* begin *

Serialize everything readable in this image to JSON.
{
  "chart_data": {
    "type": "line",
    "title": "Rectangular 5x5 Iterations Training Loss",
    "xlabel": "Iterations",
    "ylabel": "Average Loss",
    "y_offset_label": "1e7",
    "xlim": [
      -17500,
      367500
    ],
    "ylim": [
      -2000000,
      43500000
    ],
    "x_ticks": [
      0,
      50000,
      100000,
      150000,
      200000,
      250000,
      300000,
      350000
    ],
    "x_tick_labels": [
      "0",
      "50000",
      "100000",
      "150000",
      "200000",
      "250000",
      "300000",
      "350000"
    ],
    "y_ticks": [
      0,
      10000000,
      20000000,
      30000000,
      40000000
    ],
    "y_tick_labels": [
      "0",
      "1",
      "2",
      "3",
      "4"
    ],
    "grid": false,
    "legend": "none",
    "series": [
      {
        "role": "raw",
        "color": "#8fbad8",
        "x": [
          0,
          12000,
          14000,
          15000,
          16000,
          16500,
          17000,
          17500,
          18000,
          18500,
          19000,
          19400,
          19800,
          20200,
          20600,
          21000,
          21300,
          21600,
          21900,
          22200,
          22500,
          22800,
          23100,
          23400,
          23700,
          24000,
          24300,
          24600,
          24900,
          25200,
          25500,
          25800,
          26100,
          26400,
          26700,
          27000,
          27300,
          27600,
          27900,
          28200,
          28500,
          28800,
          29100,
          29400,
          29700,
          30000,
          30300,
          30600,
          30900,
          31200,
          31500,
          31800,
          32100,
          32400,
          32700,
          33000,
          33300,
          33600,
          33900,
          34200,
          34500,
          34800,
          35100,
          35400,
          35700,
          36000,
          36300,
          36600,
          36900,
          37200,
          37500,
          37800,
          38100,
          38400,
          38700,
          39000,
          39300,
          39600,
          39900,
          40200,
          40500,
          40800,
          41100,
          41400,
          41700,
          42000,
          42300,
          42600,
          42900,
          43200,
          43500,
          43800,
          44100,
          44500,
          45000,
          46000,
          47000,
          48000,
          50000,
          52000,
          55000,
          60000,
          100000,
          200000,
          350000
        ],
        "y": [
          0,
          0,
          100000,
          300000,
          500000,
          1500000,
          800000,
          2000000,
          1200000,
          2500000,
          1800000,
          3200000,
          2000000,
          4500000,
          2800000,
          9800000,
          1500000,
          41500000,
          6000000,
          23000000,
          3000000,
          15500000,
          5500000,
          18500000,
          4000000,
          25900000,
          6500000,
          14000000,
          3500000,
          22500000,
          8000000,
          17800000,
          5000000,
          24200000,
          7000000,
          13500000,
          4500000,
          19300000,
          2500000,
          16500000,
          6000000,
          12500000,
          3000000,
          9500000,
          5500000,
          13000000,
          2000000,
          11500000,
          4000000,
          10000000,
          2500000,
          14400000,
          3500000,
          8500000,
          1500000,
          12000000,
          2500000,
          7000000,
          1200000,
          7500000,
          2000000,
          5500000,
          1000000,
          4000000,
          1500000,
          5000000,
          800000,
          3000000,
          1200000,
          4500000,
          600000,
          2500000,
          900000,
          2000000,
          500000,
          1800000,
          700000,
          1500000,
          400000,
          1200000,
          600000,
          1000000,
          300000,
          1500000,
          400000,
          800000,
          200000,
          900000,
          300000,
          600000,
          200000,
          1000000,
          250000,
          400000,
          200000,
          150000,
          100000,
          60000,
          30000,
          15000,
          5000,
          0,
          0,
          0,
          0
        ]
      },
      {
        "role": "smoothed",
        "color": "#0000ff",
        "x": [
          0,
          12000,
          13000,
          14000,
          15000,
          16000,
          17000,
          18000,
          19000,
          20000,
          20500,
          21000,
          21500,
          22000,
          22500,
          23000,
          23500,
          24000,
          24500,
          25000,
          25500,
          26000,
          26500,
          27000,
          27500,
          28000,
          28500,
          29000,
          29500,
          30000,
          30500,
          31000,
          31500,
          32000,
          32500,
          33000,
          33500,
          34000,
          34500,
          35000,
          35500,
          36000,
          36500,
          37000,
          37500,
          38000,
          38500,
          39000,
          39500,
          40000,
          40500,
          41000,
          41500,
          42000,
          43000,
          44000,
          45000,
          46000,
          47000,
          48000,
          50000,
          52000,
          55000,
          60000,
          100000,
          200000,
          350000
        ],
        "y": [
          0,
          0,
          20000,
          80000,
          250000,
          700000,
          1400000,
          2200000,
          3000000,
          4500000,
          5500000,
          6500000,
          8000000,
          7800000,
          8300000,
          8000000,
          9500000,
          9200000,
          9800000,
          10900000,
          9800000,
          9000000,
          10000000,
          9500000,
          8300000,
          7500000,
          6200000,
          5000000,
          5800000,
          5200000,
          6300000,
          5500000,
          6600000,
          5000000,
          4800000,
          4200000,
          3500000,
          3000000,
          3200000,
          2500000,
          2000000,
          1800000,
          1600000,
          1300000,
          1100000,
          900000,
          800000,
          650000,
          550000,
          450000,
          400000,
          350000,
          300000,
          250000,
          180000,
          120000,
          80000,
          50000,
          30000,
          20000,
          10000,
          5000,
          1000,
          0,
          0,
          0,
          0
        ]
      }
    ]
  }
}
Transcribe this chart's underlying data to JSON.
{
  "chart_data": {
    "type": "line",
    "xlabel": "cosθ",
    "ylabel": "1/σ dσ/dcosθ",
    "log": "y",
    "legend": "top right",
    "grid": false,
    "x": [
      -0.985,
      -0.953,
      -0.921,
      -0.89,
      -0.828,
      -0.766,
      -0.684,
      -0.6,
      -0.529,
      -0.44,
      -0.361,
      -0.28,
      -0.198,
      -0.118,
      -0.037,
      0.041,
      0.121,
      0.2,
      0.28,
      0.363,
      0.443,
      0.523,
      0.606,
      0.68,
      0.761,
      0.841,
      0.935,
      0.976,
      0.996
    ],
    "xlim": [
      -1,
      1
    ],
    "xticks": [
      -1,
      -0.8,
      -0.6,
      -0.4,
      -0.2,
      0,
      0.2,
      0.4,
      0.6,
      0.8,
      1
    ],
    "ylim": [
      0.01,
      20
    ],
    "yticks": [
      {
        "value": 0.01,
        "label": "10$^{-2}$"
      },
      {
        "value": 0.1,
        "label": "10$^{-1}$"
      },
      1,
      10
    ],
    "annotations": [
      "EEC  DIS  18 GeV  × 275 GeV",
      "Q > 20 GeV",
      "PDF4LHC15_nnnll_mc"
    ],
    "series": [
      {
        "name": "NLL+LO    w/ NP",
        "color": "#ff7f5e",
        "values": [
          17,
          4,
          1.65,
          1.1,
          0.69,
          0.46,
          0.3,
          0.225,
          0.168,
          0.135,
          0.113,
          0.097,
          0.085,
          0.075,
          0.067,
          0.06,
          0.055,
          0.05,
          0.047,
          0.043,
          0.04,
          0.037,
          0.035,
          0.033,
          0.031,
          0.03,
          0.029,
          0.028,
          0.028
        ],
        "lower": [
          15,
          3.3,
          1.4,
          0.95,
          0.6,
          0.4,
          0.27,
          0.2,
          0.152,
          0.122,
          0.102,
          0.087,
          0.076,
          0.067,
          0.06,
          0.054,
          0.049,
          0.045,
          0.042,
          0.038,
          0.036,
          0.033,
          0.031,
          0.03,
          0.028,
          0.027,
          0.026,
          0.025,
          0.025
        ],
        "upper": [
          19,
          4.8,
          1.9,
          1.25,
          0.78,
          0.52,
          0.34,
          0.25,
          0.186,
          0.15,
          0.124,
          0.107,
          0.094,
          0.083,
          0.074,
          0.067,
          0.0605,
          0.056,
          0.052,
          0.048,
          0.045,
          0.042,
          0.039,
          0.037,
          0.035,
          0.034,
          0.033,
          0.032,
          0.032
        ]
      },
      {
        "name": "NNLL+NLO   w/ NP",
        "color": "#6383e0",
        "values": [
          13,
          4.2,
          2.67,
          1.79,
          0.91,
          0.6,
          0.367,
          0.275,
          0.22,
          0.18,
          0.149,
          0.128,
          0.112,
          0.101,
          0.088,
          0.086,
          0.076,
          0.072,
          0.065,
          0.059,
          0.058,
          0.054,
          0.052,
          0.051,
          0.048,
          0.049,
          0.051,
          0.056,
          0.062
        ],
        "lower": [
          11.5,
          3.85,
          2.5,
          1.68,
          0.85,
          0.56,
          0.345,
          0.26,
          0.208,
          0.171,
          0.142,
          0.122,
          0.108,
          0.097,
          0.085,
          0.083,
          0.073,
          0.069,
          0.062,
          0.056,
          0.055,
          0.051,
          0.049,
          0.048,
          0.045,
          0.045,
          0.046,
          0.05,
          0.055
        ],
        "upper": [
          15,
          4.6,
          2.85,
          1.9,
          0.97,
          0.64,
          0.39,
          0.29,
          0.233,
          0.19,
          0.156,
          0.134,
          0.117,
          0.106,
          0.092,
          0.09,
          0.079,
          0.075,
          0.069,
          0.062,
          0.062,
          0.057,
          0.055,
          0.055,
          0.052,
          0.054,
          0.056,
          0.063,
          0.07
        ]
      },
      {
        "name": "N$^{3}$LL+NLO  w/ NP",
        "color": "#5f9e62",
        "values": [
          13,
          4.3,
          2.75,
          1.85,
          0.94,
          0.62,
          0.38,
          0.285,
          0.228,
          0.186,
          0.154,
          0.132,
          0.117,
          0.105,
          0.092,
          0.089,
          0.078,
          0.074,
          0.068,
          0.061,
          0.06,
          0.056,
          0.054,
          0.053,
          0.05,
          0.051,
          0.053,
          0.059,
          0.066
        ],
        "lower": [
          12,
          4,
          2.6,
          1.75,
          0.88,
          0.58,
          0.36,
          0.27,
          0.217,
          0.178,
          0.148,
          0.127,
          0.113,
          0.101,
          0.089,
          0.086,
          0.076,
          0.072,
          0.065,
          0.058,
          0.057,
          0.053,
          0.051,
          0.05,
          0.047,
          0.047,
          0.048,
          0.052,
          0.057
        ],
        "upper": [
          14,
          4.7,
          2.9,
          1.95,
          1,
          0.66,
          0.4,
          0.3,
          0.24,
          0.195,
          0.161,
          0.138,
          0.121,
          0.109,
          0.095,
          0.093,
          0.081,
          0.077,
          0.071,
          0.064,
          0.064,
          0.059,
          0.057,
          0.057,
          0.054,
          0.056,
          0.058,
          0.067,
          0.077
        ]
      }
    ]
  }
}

* end *

The exercise | Report every line containing the word "this" from the listing above.

Worked solution |
Serialize everything readable in this image to JSON.
Transcribe this chart's underlying data to JSON.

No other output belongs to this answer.